_Brief_
The records that follow should be retyped word for word.

_Records from a dataset_

# # # #

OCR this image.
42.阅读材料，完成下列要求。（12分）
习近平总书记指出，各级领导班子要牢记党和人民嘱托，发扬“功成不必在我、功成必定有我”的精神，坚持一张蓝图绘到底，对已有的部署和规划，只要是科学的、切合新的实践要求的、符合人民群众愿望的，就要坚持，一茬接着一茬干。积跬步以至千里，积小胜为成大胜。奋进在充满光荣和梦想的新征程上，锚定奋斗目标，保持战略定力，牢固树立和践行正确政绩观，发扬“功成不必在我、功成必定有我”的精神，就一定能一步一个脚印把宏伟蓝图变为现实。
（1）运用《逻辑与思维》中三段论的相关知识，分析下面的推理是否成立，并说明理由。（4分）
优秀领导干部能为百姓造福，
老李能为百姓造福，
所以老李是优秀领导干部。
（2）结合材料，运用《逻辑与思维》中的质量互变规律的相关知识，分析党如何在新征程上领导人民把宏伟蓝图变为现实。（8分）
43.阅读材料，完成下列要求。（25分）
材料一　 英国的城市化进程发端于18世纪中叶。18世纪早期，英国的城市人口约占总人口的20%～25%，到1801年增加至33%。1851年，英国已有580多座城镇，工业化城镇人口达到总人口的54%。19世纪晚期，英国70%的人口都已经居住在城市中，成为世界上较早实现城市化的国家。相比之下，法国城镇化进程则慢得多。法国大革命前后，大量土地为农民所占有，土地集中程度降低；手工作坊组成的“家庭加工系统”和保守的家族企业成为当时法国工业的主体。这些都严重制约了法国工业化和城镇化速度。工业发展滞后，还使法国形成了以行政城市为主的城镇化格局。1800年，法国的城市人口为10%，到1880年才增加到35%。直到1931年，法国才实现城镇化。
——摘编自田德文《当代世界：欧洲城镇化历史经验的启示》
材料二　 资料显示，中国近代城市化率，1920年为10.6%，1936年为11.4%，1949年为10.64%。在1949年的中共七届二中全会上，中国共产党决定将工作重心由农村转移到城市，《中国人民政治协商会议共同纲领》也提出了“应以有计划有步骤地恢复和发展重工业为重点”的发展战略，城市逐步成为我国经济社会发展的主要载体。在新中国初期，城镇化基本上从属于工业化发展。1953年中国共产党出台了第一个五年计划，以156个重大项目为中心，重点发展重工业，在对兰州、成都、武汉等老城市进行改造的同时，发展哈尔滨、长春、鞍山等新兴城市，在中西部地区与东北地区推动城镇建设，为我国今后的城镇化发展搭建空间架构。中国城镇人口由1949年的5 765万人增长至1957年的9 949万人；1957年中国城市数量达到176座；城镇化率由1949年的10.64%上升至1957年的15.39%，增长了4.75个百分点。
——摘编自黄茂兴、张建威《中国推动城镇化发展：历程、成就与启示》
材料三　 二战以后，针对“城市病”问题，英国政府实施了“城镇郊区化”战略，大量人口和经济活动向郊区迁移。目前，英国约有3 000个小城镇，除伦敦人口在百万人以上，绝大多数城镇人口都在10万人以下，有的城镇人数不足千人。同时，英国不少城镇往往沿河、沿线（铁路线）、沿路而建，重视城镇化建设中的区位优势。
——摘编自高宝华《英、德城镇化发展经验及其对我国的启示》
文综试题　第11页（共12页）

# # # #

_Finished task_
OCR this image.
42.阅读材料，完成下列要求。（12分）
习近平总书记指出，各级领导班子要牢记党和人民嘱托，发扬“功成不必在我、功成必定有我”的精神，坚持一张蓝图绘到底，对已有的部署和规划，只要是科学的、切合新的实践要求的、符合人民群众愿望的，就要坚持，一茬接着一茬干。积跬步以至千里，积小胜为成大胜。奋进在充满光荣和梦想的新征程上，锚定奋斗目标，保持战略定力，牢固树立和践行正确政绩观，发扬“功成不必在我、功成必定有我”的精神，就一定能一步一个脚印把宏伟蓝图变为现实。
（1）运用《逻辑与思维》中三段论的相关知识，分析下面的推理是否成立，并说明理由。（4分）
优秀领导干部能为百姓造福，
老李能为百姓造福，
所以老李是优秀领导干部。
（2）结合材料，运用《逻辑与思维》中的质量互变规律的相关知识，分析党如何在新征程上领导人民把宏伟蓝图变为现实。（8分）
43.阅读材料，完成下列要求。（25分）
材料一　 英国的城市化进程发端于18世纪中叶。18世纪早期，英国的城市人口约占总人口的20%～25%，到1801年增加至33%。1851年，英国已有580多座城镇，工业化城镇人口达到总人口的54%。19世纪晚期，英国70%的人口都已经居住在城市中，成为世界上较早实现城市化的国家。相比之下，法国城镇化进程则慢得多。法国大革命前后，大量土地为农民所占有，土地集中程度降低；手工作坊组成的“家庭加工系统”和保守的家族企业成为当时法国工业的主体。这些都严重制约了法国工业化和城镇化速度。工业发展滞后，还使法国形成了以行政城市为主的城镇化格局。1800年，法国的城市人口为10%，到1880年才增加到35%。直到1931年，法国才实现城镇化。
——摘编自田德文《当代世界：欧洲城镇化历史经验的启示》
材料二　 资料显示，中国近代城市化率，1920年为10.6%，1936年为11.4%，1949年为10.64%。在1949年的中共七届二中全会上，中国共产党决定将工作重心由农村转移到城市，《中国人民政治协商会议共同纲领》也提出了“应以有计划有步骤地恢复和发展重工业为重点”的发展战略，城市逐步成为我国经济社会发展的主要载体。在新中国初期，城镇化基本上从属于工业化发展。1953年中国共产党出台了第一个五年计划，以156个重大项目为中心，重点发展重工业，在对兰州、成都、武汉等老城市进行改造的同时，发展哈尔滨、长春、鞍山等新兴城市，在中西部地区与东北地区推动城镇建设，为我国今后的城镇化发展搭建空间架构。中国城镇人口由1949年的5 765万人增长至1957年的9 949万人；1957年中国城市数量达到176座；城镇化率由1949年的10.64%上升至1957年的15.39%，增长了4.75个百分点。
——摘编自黄茂兴、张建威《中国推动城镇化发展：历程、成就与启示》
材料三　 二战以后，针对“城市病”问题，英国政府实施了“城镇郊区化”战略，大量人口和经济活动向郊区迁移。目前，英国约有3 000个小城镇，除伦敦人口在百万人以上，绝大多数城镇人口都在10万人以下，有的城镇人数不足千人。同时，英国不少城镇往往沿河、沿线（铁路线）、沿路而建，重视城镇化建设中的区位优势。
——摘编自高宝华《英、德城镇化发展经验及其对我国的启示》
文综试题　第11页（共12页）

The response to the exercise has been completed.